Reproduce each line that includes the word "JSON".

(Stored data entries)

= = = = =

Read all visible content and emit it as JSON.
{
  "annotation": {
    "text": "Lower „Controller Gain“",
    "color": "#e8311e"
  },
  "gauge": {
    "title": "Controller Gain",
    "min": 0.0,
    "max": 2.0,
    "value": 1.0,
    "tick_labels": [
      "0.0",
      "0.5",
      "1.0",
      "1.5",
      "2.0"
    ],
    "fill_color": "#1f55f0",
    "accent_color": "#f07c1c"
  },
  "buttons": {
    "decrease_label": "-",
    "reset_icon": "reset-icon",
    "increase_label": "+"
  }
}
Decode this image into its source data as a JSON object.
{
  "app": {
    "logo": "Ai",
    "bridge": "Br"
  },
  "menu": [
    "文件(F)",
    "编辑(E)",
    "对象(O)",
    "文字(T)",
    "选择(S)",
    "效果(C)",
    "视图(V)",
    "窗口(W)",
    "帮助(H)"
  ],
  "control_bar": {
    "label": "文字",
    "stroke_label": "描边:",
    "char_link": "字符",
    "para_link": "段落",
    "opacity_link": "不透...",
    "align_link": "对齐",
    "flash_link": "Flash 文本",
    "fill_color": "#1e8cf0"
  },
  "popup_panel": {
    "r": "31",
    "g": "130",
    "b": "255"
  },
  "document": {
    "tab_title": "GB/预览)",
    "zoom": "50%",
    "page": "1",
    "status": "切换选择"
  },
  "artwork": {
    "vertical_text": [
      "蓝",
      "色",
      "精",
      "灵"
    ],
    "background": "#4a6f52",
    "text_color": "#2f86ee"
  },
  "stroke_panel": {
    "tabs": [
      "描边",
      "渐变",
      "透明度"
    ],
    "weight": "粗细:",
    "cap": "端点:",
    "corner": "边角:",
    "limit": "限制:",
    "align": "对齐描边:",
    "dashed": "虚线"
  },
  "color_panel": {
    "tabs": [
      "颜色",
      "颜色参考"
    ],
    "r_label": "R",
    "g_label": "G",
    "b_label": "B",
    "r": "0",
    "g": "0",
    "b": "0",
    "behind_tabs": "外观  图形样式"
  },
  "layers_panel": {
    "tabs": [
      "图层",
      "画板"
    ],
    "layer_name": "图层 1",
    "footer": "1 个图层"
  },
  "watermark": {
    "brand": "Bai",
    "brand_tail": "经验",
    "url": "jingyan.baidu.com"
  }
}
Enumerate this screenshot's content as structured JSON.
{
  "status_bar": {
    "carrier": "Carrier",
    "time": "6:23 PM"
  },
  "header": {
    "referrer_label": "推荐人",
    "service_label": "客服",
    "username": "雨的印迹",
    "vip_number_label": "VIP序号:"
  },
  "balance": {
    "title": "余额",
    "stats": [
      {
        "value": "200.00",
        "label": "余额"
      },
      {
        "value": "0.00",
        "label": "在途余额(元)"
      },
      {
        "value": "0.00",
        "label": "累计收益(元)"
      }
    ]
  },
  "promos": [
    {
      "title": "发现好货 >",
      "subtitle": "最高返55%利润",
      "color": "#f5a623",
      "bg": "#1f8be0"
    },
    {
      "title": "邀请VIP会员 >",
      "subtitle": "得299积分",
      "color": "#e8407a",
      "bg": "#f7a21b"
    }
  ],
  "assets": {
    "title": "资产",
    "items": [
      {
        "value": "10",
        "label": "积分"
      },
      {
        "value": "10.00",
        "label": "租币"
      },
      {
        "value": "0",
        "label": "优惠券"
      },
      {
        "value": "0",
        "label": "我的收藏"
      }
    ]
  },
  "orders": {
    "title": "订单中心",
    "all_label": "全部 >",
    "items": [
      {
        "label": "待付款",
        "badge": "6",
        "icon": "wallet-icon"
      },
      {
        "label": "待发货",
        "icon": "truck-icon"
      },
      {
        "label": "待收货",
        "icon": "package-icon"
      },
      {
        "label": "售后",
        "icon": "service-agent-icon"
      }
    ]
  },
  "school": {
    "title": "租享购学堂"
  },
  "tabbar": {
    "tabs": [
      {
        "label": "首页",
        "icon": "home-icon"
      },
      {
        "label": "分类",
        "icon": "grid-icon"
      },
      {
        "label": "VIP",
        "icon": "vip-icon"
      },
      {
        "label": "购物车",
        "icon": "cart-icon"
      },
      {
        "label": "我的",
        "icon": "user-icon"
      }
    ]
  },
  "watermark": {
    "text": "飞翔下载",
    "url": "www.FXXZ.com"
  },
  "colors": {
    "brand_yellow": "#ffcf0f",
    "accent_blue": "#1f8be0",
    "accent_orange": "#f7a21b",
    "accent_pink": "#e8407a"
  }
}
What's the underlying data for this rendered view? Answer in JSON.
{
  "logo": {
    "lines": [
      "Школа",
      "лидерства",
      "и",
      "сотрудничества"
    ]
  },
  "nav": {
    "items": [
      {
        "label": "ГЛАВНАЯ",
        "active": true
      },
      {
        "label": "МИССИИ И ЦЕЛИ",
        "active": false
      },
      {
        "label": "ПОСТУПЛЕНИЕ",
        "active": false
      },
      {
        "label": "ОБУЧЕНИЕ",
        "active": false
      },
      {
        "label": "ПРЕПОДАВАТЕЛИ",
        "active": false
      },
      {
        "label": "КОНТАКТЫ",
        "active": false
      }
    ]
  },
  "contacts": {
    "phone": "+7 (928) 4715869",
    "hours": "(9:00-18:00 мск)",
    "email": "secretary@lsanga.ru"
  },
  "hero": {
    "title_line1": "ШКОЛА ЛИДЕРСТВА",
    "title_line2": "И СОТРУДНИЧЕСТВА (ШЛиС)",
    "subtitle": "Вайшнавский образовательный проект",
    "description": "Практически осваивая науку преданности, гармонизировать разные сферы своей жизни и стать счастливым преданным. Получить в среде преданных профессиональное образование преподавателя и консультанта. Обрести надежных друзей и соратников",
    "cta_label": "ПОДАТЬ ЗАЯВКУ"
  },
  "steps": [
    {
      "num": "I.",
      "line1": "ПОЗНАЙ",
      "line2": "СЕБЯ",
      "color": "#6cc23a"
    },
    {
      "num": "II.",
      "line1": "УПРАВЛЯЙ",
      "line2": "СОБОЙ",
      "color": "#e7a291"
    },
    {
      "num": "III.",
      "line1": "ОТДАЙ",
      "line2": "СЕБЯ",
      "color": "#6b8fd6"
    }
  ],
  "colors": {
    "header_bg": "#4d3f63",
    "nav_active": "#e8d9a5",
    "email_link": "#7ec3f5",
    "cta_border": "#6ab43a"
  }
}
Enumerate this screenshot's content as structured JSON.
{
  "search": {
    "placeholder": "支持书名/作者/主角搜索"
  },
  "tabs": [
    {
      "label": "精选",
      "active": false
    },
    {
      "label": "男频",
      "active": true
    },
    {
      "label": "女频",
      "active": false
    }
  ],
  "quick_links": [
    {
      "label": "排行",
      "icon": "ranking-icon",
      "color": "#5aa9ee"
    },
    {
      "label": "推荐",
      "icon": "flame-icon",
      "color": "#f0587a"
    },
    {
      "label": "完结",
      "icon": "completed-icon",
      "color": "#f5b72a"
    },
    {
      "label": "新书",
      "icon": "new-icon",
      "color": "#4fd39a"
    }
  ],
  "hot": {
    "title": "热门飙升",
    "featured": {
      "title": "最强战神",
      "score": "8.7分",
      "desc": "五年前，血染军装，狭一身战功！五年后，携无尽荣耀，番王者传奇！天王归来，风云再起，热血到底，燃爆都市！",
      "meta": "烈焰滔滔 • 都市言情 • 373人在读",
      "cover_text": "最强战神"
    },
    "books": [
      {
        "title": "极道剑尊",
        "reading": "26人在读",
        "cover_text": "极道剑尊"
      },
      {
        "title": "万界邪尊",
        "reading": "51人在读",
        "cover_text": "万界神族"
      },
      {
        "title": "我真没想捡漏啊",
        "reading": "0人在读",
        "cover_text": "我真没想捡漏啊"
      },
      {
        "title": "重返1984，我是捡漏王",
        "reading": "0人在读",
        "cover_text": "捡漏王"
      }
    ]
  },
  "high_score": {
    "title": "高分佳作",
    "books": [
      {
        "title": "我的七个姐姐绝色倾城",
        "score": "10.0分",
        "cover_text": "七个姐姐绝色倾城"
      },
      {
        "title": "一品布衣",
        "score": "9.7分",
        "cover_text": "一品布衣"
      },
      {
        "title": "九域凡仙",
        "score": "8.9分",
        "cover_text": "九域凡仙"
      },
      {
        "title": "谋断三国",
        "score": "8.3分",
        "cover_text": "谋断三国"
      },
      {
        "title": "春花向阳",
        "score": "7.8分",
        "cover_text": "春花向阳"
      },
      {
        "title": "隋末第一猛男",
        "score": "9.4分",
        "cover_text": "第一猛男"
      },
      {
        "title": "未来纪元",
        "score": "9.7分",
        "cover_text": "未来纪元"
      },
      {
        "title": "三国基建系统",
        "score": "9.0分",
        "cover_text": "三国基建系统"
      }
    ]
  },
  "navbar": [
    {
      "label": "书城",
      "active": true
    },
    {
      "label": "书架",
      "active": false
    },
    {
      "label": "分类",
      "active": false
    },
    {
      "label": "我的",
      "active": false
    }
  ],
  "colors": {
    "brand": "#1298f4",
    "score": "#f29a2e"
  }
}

= = = = =

_Written solution_
Read all visible content and emit it as JSON.
Decode this image into its source data as a JSON object.
Enumerate this screenshot's content as structured JSON.
What's the underlying data for this rendered view? Answer in JSON.
Enumerate this screenshot's content as structured JSON.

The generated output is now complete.